• WHAT TO WORK ON
Copy each line that contains the string "will".

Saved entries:
## Start
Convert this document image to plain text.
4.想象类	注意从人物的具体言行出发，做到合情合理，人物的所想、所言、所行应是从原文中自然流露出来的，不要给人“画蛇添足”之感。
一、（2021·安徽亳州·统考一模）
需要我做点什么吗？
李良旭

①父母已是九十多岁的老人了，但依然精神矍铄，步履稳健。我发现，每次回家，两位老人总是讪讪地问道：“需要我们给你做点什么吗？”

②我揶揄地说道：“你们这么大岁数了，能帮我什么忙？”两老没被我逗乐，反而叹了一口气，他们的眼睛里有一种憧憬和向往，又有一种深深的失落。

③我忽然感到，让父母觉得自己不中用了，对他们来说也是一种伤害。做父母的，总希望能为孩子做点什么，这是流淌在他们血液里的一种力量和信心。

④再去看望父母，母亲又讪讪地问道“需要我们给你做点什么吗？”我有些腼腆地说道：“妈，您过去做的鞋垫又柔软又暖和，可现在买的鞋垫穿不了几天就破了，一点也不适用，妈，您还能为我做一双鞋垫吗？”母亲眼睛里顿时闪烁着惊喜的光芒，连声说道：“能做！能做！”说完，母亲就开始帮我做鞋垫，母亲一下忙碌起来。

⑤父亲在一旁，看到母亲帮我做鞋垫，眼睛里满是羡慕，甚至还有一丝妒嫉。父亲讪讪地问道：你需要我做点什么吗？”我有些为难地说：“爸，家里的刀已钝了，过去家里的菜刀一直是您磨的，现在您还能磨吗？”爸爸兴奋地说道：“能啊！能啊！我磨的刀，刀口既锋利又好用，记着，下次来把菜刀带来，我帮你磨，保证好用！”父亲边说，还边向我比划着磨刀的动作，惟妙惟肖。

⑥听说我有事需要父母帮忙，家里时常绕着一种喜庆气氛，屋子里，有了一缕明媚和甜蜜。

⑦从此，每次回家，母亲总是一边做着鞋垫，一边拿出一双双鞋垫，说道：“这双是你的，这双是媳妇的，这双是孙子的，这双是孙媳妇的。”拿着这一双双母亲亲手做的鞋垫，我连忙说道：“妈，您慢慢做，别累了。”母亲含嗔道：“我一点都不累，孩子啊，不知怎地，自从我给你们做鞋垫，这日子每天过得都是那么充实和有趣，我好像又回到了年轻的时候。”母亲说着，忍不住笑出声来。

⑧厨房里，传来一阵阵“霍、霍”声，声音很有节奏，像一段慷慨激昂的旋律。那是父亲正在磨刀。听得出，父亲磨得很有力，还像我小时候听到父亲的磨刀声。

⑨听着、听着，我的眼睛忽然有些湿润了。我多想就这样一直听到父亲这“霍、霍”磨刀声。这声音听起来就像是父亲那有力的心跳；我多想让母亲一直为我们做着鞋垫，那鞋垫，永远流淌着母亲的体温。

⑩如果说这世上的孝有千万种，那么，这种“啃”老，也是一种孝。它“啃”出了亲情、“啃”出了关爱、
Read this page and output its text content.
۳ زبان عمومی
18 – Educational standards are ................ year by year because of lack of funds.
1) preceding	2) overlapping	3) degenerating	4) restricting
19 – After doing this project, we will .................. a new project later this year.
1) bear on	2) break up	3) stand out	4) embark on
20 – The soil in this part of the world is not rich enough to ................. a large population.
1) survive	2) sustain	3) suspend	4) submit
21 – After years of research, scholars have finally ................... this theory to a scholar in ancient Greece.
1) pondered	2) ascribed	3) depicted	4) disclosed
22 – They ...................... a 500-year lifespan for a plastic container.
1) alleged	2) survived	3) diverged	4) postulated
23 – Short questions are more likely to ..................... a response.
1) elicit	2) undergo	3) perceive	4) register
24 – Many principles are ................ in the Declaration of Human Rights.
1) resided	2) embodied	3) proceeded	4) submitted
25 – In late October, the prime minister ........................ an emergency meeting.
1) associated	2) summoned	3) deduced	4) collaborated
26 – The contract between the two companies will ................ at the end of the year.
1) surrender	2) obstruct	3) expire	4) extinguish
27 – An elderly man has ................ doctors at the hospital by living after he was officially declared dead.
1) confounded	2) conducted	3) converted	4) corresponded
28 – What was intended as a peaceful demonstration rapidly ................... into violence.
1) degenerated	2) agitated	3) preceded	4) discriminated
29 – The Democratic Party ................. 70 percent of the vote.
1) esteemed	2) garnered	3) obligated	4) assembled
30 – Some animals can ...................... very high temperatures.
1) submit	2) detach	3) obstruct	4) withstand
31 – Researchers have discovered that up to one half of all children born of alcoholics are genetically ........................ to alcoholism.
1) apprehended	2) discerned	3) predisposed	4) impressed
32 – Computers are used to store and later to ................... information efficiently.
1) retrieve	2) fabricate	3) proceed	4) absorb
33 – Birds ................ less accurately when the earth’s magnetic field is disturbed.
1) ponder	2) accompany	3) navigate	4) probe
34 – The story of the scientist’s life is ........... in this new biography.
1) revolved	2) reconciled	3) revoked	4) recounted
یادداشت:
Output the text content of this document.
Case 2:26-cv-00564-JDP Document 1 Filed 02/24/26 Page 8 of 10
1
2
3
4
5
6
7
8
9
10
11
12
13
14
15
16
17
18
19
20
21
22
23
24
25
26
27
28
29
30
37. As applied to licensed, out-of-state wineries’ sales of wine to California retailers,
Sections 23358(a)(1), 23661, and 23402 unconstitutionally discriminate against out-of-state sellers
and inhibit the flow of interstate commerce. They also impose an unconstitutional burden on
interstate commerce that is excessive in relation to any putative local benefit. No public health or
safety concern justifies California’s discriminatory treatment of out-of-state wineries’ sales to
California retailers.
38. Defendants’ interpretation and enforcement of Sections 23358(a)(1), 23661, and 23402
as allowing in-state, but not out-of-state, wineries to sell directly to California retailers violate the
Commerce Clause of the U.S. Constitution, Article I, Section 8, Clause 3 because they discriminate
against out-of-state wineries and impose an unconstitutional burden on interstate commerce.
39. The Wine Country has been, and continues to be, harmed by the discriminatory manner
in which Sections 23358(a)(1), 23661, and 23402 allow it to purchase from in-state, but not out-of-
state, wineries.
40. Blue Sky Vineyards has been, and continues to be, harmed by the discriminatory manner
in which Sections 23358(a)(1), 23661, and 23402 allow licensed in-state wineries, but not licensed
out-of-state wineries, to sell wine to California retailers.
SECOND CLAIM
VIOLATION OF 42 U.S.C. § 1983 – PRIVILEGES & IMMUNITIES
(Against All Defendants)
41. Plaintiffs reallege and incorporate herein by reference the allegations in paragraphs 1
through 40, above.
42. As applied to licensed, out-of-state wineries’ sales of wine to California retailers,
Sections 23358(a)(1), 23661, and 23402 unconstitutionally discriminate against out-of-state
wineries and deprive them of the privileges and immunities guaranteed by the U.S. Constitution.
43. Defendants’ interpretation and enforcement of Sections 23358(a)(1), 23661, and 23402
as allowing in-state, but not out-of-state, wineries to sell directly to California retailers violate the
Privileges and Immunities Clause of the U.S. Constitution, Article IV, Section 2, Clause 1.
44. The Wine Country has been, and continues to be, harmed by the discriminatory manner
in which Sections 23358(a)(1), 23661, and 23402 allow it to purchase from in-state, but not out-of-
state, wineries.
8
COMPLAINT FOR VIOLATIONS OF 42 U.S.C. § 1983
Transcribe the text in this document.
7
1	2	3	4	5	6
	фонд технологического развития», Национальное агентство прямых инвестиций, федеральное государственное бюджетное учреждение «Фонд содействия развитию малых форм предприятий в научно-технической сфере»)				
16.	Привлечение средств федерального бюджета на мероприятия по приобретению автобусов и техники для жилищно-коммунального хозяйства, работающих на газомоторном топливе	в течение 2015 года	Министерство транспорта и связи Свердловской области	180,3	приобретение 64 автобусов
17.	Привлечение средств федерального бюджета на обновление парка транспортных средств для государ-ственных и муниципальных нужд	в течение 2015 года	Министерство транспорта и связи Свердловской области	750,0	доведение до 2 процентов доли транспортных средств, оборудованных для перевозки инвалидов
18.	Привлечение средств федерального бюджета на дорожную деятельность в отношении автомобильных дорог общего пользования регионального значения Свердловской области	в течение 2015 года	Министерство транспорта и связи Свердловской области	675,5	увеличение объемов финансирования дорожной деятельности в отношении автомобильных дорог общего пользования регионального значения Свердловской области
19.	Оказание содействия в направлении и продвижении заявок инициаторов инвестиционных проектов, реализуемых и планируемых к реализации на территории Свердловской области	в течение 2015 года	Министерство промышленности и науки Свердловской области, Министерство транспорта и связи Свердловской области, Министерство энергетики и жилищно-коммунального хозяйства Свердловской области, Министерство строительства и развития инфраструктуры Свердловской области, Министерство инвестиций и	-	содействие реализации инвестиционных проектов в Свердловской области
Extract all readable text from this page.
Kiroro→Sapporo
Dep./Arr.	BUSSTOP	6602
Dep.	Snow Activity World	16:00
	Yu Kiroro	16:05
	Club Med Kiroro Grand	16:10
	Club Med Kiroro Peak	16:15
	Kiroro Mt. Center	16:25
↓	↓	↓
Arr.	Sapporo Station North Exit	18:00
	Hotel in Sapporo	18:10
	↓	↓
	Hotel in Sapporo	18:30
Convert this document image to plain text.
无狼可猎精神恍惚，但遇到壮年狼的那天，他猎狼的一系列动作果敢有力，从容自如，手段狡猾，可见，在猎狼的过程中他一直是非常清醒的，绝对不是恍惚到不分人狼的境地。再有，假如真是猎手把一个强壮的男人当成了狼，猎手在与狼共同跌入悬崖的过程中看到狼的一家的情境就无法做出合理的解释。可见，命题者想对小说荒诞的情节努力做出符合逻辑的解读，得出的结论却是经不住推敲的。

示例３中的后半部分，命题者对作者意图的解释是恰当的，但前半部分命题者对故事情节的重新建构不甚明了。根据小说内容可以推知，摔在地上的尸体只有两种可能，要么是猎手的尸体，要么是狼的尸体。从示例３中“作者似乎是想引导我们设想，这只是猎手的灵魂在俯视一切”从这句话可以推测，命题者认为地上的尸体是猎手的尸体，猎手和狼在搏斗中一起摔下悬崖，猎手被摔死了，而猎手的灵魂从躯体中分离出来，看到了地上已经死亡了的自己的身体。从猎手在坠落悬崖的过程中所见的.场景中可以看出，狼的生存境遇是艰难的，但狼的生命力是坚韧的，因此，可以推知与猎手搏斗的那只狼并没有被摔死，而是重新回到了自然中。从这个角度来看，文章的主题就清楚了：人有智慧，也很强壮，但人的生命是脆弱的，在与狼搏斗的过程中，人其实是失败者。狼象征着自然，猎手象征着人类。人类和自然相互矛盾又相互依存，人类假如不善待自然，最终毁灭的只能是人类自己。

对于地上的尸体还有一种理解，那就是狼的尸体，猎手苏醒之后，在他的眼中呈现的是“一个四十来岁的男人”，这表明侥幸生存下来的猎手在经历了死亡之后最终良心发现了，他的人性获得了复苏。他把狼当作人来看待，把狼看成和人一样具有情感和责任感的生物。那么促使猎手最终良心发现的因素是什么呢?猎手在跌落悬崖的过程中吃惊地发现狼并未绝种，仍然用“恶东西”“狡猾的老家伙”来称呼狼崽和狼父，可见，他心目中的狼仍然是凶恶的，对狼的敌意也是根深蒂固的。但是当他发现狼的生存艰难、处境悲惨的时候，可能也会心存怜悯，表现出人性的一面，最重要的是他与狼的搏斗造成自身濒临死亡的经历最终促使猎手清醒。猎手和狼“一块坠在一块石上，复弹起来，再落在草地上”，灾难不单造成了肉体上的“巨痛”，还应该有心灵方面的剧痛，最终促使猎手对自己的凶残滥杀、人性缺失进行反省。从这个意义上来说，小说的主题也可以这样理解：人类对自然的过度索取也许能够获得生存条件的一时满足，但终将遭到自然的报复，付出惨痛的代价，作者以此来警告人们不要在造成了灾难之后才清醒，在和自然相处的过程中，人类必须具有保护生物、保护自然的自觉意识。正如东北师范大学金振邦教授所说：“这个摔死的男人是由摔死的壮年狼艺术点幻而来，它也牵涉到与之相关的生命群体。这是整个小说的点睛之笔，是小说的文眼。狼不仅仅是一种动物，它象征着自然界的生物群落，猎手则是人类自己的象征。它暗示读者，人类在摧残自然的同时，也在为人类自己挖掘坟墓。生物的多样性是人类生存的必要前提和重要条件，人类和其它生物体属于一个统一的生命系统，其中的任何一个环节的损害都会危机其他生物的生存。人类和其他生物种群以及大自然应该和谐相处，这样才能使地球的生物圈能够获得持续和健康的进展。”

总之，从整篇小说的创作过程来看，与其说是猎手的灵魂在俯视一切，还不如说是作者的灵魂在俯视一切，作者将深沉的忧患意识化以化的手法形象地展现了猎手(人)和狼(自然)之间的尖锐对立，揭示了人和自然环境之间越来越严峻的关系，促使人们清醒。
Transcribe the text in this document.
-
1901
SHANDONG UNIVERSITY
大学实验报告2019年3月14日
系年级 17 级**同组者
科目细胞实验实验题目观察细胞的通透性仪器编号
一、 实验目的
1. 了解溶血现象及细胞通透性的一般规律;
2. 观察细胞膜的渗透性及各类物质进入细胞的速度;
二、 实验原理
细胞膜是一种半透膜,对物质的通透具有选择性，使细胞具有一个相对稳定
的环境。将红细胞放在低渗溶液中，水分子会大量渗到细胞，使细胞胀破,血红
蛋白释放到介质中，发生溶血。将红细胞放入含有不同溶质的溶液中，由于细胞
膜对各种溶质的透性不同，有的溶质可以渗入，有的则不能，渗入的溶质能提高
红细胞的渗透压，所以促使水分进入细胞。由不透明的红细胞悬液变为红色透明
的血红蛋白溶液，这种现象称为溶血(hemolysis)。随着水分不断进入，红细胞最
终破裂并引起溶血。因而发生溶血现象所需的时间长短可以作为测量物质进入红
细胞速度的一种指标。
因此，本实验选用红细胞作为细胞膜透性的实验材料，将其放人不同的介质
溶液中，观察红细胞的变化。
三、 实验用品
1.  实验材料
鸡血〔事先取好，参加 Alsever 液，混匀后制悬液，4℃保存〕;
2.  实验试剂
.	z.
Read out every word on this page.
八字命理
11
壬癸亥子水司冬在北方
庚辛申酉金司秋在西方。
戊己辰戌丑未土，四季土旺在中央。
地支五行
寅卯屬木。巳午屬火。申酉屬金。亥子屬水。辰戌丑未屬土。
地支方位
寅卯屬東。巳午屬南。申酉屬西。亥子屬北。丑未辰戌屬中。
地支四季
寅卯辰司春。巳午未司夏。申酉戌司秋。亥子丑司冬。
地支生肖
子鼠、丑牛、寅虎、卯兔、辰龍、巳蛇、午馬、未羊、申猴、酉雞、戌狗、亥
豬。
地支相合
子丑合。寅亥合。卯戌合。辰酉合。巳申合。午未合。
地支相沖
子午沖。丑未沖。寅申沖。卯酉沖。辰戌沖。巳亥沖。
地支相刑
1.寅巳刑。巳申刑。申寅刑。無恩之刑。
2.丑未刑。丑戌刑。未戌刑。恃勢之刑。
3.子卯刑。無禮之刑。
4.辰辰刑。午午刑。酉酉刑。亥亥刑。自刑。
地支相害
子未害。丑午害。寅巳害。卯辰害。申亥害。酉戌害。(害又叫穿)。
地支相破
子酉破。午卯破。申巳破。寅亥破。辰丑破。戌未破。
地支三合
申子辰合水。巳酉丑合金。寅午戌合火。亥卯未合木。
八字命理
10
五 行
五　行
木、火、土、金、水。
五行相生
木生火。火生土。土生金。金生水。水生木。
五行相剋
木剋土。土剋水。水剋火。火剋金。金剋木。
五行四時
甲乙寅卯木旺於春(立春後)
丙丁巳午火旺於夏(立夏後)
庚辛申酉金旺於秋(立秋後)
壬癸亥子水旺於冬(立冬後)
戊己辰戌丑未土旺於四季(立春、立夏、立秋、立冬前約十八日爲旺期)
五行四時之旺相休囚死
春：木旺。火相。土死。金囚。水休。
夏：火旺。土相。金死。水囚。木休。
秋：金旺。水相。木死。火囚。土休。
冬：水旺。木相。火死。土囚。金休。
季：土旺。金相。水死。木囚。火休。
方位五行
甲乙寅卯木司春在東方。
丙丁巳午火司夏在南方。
## End
• OUTPUT FOR THIS EXERCISE
19 – After doing this project, we will .................. a new project later this year.
26 – The contract between the two companies will ................ at the end of the year.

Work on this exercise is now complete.